Entries with figure data
— begin —
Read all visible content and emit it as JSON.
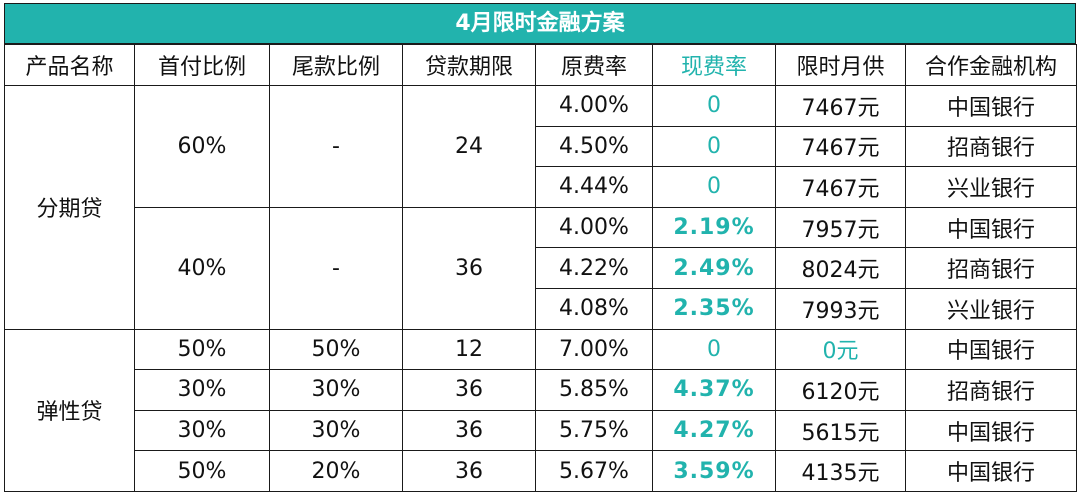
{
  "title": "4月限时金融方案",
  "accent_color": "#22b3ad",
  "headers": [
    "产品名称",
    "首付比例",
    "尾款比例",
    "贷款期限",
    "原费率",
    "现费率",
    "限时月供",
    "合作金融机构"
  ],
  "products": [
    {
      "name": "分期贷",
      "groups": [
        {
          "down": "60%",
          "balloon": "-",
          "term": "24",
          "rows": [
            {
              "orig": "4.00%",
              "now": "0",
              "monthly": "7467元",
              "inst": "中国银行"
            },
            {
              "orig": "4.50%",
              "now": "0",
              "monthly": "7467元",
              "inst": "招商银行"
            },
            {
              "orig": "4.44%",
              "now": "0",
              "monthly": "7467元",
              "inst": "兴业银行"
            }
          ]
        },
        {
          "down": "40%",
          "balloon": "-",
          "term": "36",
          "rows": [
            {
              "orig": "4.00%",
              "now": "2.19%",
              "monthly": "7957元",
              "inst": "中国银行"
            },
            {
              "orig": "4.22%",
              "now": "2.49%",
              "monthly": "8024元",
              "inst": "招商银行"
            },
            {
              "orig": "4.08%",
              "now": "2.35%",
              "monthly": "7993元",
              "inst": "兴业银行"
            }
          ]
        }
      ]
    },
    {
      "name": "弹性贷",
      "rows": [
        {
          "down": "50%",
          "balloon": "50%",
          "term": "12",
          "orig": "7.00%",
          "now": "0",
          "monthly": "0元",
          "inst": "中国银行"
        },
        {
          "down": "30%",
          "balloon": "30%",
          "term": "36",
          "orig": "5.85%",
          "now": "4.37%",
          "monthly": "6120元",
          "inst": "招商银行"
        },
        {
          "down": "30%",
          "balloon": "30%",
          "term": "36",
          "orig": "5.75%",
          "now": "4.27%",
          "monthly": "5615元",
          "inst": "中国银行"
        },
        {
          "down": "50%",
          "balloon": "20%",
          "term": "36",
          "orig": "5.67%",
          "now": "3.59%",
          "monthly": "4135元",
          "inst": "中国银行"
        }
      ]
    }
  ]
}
— end —
Show every line of the listing in which the string "orig" can be found.

The completed task:
              "orig": "4.00%",
              "orig": "4.50%",
              "orig": "4.44%",
              "orig": "4.00%",
              "orig": "4.22%",
              "orig": "4.08%",
          "orig": "7.00%",
          "orig": "5.85%",
          "orig": "5.75%",
          "orig": "5.67%",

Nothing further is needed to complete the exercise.